AIM OF THE EXERCISE
Scan the listing that follows and report how many lines contain "Rafales". Write the number alone.

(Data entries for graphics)
'''

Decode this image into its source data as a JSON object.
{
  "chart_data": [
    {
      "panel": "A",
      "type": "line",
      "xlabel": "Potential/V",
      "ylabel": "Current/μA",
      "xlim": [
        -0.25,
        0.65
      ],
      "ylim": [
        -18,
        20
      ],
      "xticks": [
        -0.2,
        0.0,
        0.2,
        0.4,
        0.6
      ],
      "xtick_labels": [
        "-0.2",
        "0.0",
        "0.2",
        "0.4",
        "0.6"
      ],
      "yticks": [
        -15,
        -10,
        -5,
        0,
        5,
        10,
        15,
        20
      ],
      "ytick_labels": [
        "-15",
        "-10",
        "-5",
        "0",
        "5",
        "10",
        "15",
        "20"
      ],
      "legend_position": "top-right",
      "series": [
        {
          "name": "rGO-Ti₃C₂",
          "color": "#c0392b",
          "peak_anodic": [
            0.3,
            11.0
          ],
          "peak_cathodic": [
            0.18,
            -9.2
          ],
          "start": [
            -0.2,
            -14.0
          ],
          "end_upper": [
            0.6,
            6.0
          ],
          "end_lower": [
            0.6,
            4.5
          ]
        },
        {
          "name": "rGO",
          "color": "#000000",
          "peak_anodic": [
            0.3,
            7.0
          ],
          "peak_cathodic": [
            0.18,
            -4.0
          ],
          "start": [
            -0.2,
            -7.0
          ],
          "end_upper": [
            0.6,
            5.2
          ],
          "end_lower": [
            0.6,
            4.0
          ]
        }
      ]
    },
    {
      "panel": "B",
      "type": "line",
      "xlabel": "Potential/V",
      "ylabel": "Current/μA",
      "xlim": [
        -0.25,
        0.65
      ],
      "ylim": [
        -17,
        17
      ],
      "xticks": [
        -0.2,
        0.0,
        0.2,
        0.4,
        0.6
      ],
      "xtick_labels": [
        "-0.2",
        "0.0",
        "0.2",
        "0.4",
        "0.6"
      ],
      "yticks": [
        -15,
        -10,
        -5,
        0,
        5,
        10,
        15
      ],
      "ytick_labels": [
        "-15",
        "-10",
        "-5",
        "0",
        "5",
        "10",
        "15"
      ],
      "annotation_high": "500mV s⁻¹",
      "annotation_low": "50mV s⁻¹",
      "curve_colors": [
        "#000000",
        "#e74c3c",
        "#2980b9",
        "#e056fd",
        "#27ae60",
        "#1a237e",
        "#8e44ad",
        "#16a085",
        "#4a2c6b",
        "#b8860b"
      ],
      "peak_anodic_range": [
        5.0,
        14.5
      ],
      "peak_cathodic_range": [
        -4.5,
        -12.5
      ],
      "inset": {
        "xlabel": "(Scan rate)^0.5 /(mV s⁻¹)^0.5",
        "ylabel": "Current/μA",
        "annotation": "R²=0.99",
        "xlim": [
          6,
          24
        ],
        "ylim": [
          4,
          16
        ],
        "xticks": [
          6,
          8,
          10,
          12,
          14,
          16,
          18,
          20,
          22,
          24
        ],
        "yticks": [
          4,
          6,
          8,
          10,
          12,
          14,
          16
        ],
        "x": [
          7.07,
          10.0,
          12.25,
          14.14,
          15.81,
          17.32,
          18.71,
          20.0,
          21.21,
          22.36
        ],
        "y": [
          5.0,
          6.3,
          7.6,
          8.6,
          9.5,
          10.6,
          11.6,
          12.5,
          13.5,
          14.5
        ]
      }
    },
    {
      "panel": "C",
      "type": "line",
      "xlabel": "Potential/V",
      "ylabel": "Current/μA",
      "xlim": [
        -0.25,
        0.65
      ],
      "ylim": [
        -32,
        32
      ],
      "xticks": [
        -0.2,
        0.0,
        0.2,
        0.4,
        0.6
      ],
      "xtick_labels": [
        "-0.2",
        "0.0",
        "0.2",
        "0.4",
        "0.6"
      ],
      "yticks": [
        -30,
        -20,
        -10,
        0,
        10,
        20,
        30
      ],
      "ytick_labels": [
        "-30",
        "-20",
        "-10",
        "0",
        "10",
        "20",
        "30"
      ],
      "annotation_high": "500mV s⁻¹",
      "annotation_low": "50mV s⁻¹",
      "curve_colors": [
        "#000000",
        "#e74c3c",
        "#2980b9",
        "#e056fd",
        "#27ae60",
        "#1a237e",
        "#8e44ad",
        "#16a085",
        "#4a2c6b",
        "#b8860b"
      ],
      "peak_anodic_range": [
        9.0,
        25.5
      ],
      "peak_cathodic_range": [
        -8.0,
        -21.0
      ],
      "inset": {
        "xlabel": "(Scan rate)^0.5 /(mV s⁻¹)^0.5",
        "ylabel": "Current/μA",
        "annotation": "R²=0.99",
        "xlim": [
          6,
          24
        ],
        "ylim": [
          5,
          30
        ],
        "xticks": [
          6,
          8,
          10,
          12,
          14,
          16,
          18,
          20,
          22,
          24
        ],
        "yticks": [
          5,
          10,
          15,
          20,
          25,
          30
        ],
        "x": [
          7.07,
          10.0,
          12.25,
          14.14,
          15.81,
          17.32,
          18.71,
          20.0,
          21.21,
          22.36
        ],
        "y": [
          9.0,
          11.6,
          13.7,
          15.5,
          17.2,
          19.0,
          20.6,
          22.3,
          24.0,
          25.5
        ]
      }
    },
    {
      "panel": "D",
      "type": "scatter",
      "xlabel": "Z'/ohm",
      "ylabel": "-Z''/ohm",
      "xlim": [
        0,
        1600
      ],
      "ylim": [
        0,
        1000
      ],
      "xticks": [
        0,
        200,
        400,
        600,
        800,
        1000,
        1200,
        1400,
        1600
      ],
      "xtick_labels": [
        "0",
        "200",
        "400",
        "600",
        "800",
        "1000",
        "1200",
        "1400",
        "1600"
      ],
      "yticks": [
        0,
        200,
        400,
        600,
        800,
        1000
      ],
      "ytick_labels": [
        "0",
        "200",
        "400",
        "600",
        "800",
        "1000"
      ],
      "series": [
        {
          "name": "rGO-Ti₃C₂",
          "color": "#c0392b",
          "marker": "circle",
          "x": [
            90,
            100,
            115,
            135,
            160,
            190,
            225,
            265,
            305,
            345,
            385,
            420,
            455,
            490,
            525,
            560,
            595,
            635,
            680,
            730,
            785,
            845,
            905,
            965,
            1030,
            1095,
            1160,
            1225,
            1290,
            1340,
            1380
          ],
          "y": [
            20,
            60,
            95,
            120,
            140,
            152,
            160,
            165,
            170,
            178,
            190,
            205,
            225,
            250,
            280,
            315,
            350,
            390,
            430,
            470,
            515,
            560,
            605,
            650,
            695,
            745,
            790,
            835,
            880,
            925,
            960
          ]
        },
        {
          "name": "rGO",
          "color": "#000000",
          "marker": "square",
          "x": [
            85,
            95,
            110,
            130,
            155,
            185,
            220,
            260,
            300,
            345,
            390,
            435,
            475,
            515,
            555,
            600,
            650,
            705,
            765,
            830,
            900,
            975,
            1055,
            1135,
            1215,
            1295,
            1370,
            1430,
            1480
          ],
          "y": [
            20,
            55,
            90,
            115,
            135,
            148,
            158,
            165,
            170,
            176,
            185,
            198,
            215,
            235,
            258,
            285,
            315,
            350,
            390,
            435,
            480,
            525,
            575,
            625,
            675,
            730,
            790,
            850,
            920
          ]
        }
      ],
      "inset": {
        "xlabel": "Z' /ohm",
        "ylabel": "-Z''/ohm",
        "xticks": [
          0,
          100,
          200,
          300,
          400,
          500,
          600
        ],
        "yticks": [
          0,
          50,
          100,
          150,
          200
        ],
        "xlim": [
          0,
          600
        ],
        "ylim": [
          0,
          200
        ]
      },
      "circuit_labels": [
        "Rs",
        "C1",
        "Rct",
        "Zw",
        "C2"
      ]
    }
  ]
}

'''
'''

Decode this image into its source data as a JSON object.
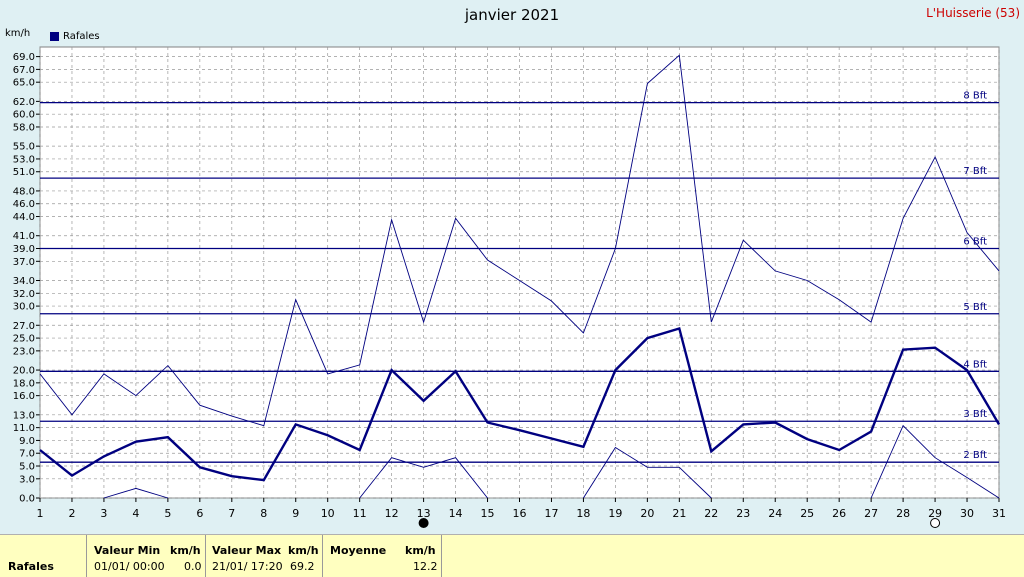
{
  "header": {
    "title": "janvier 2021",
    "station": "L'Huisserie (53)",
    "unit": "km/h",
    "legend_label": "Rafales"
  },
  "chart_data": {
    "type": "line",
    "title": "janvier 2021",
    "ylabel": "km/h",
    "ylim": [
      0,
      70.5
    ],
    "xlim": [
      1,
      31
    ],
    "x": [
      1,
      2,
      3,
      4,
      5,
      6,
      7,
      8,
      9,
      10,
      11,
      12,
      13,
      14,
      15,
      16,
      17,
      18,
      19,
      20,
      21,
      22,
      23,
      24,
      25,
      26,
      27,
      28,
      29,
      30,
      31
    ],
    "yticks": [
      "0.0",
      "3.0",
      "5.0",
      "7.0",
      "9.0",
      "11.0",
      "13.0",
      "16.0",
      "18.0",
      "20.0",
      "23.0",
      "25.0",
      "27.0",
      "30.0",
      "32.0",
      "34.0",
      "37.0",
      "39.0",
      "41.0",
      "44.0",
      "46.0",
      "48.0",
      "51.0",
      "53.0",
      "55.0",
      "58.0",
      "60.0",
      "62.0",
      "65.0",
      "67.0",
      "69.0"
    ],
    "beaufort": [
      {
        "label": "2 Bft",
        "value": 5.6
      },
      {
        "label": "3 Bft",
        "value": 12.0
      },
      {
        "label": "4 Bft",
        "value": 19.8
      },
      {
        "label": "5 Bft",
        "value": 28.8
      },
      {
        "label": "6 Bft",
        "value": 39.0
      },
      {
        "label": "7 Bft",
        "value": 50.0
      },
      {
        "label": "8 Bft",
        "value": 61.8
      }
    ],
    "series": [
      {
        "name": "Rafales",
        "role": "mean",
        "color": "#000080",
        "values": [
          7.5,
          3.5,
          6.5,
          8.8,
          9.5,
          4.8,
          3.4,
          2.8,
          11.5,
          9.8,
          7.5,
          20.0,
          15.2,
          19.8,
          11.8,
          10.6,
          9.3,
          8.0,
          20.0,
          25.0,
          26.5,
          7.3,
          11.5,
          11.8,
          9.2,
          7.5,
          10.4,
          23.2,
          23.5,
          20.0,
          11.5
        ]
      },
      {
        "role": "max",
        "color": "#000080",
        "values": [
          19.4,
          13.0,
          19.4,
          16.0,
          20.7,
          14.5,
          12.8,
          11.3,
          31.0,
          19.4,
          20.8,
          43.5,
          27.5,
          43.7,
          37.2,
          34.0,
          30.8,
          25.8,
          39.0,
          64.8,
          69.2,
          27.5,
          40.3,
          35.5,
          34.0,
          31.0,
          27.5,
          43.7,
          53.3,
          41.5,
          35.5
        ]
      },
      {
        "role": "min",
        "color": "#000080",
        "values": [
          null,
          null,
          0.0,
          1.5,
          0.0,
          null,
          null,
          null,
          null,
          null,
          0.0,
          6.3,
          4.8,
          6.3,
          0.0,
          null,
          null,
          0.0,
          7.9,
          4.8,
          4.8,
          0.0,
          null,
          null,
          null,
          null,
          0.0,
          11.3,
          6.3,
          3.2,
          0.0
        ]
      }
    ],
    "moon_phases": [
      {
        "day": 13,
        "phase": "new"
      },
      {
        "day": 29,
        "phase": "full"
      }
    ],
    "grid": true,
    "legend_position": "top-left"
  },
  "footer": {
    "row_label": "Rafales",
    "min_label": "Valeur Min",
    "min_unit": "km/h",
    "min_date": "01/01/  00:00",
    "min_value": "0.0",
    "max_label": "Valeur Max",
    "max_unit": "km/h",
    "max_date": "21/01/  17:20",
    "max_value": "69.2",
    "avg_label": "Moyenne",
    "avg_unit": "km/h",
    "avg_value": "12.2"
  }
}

'''

WORKED SOLUTION
3